• **Directive**: Among the records below, find each line that includes the string "فروش" and copy it.

• **Supplied data**:
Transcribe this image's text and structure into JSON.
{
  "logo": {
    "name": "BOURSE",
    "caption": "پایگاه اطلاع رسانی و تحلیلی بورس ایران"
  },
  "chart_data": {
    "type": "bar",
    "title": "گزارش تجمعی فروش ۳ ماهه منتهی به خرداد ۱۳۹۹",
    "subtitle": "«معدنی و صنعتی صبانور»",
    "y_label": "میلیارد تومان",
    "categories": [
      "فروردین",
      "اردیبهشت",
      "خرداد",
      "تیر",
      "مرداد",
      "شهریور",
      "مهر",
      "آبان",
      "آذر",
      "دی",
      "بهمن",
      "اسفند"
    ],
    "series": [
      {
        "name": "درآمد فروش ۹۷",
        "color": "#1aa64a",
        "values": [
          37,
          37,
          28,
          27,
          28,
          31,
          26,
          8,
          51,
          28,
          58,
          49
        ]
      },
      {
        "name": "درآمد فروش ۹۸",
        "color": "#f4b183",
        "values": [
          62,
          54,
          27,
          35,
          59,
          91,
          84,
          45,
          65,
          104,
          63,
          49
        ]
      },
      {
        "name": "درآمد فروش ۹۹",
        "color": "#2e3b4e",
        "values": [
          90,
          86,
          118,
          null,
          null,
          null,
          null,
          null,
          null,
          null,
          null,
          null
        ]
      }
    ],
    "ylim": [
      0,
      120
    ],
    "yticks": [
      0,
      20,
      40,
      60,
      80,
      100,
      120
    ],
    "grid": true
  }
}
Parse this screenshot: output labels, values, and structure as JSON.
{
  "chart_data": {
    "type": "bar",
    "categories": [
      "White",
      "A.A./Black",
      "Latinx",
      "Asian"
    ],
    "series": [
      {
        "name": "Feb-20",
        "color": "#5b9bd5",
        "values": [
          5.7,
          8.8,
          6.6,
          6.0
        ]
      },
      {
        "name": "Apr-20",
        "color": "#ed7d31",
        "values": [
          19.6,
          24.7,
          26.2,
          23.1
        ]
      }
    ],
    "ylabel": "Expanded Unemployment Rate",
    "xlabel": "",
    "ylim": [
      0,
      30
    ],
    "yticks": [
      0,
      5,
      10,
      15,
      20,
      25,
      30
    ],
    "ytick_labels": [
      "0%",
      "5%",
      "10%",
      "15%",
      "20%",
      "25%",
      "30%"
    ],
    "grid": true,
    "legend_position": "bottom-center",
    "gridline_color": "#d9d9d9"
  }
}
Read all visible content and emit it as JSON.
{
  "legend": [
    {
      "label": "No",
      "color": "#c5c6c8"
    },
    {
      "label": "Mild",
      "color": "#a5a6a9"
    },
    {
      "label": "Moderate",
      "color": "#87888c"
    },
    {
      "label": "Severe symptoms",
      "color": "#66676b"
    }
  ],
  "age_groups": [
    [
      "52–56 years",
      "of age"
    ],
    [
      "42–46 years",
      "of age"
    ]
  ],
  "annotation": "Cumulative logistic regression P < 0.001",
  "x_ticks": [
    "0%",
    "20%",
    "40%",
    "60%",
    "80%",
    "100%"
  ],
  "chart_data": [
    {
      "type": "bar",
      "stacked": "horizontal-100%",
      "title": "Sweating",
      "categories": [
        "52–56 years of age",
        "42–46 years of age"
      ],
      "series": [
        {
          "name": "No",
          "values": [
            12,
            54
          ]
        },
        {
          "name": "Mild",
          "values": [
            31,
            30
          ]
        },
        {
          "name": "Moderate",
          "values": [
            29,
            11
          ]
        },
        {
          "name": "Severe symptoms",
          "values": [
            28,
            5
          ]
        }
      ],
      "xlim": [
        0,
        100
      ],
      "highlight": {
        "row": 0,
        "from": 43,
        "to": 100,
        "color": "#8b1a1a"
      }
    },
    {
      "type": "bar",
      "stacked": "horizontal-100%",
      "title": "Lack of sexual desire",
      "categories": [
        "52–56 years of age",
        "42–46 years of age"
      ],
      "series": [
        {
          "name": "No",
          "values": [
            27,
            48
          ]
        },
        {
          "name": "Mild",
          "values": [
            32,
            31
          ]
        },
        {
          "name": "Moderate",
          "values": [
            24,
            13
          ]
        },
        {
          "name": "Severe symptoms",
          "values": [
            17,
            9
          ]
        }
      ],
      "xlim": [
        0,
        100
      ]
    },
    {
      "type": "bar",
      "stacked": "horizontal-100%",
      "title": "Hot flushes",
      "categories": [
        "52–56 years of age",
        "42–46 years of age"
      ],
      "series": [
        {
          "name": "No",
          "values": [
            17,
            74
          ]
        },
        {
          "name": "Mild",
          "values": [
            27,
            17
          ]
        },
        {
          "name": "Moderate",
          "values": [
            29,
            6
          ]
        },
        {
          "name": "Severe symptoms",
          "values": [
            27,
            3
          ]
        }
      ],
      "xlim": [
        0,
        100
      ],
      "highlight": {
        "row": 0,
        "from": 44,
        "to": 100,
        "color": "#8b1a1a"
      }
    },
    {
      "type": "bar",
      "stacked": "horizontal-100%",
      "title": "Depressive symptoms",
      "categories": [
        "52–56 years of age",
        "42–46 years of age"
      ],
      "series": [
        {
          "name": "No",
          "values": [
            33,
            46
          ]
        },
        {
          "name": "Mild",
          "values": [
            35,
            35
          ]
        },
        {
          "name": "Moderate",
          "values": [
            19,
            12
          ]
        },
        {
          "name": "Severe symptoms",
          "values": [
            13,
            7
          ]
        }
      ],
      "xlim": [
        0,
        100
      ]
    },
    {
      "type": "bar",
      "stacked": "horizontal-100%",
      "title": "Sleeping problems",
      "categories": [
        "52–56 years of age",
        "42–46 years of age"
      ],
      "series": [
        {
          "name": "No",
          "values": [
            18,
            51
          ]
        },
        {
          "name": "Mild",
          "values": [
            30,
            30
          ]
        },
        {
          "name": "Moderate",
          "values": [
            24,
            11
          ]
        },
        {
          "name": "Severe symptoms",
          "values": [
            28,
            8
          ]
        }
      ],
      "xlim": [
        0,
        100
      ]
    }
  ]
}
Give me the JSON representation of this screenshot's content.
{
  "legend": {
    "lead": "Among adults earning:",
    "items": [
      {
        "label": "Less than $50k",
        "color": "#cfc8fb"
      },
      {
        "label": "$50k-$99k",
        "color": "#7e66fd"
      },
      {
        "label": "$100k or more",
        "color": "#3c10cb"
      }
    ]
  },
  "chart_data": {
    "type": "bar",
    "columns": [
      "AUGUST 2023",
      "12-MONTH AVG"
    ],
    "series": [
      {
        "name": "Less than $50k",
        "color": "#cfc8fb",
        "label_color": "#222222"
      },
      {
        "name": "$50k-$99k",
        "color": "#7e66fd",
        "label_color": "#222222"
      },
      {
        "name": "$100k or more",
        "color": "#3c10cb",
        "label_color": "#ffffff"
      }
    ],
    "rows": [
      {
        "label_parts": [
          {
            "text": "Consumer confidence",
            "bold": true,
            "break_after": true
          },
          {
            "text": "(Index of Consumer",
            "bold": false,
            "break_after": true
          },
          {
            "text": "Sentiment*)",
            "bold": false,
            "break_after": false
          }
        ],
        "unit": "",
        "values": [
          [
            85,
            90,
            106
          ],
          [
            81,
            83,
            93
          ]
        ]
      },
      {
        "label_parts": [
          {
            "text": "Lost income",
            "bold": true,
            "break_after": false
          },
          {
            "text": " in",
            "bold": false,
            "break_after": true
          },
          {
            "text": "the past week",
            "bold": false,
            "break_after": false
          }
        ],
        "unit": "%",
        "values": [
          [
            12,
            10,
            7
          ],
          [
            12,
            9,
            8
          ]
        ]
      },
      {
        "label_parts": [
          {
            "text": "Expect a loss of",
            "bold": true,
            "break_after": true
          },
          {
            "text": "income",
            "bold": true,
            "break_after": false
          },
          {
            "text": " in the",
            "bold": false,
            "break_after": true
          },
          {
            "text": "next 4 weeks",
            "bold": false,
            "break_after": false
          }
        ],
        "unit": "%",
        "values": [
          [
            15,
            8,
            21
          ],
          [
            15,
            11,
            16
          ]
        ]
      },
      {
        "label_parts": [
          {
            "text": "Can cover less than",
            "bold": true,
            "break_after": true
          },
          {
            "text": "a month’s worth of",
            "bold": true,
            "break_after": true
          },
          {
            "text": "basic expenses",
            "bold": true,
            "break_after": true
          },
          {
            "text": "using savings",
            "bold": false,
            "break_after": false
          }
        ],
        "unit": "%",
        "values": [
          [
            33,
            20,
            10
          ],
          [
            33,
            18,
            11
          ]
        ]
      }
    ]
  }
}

• **The completed task**:
    "title": "گزارش تجمعی فروش ۳ ماهه منتهی به خرداد ۱۳۹۹",
        "name": "درآمد فروش ۹۷",
        "name": "درآمد فروش ۹۸",
        "name": "درآمد فروش ۹۹",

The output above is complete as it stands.